[What to do] Copy every line of the records below that holds the word "МНОЖЕСТВЕННЫЙ".

[Available records]
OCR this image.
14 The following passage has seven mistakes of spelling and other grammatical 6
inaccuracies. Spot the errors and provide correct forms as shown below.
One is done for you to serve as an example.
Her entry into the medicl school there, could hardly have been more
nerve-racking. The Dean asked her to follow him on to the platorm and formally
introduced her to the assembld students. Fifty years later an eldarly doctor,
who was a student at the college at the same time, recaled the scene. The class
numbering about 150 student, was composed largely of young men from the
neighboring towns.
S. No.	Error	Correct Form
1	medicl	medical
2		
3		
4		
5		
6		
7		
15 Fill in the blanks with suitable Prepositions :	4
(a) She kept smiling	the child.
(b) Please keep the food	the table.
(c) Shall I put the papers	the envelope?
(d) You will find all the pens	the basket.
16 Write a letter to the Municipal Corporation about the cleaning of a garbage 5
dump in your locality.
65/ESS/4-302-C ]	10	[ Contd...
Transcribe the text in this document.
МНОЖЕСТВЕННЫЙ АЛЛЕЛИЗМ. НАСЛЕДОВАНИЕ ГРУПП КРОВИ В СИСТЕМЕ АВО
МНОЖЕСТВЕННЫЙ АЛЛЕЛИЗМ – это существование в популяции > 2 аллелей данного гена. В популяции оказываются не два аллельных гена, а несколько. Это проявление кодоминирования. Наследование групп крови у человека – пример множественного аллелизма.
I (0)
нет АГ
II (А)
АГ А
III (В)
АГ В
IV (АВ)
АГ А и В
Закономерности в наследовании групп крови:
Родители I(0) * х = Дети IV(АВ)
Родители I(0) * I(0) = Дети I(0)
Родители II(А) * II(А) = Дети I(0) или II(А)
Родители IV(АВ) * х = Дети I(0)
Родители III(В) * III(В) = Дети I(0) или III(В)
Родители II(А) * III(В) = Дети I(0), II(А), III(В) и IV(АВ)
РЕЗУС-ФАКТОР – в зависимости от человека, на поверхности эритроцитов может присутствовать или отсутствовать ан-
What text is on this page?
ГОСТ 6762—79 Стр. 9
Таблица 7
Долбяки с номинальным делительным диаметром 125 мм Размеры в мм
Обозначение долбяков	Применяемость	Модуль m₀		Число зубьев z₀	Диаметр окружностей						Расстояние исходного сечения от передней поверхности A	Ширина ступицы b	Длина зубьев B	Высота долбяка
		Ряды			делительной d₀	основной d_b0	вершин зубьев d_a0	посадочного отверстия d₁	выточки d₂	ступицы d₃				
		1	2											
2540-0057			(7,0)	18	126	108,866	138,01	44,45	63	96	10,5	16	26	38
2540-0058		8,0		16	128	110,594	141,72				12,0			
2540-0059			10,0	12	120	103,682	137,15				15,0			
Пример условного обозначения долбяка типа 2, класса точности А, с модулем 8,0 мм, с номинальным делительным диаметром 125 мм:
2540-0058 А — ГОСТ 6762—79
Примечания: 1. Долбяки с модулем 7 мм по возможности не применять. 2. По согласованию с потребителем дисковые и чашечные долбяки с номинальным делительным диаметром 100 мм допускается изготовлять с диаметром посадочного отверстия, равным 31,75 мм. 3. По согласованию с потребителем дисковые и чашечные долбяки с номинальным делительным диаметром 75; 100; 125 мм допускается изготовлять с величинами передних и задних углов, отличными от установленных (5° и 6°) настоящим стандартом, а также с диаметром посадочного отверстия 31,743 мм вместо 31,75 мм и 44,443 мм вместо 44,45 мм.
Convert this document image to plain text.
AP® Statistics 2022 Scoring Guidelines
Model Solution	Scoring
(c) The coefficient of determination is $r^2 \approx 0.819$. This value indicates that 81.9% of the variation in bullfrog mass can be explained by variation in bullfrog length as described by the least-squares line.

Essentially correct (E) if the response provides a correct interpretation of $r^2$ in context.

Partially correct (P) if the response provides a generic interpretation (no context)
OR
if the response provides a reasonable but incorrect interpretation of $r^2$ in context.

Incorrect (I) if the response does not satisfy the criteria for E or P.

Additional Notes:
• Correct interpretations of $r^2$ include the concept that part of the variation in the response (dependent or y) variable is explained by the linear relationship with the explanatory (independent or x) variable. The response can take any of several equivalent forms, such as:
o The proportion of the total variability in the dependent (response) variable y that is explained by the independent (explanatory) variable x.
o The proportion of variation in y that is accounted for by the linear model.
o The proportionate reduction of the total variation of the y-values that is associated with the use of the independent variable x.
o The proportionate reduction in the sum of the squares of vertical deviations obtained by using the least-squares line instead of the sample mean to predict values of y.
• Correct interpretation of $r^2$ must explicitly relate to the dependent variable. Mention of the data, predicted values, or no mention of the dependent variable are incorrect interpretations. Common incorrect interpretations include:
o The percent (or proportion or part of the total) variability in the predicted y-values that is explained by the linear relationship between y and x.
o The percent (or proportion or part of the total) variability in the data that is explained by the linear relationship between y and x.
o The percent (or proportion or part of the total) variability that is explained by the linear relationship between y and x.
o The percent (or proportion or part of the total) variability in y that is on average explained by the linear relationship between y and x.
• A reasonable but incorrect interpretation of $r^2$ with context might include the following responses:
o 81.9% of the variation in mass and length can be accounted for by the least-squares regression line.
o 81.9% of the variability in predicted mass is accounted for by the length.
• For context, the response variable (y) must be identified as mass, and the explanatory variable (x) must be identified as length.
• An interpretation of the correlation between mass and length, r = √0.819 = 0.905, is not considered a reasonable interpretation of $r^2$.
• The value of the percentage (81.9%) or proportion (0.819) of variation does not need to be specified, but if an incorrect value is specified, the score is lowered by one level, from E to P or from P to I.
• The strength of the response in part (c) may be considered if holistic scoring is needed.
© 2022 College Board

[Result]
МНОЖЕСТВЕННЫЙ АЛЛЕЛИЗМ. НАСЛЕДОВАНИЕ ГРУПП КРОВИ В СИСТЕМЕ АВО
МНОЖЕСТВЕННЫЙ АЛЛЕЛИЗМ – это существование в популяции > 2 аллелей данного гена. В популяции оказываются не два аллельных гена, а несколько. Это проявление кодоминирования. Наследование групп крови у человека – пример множественного аллелизма.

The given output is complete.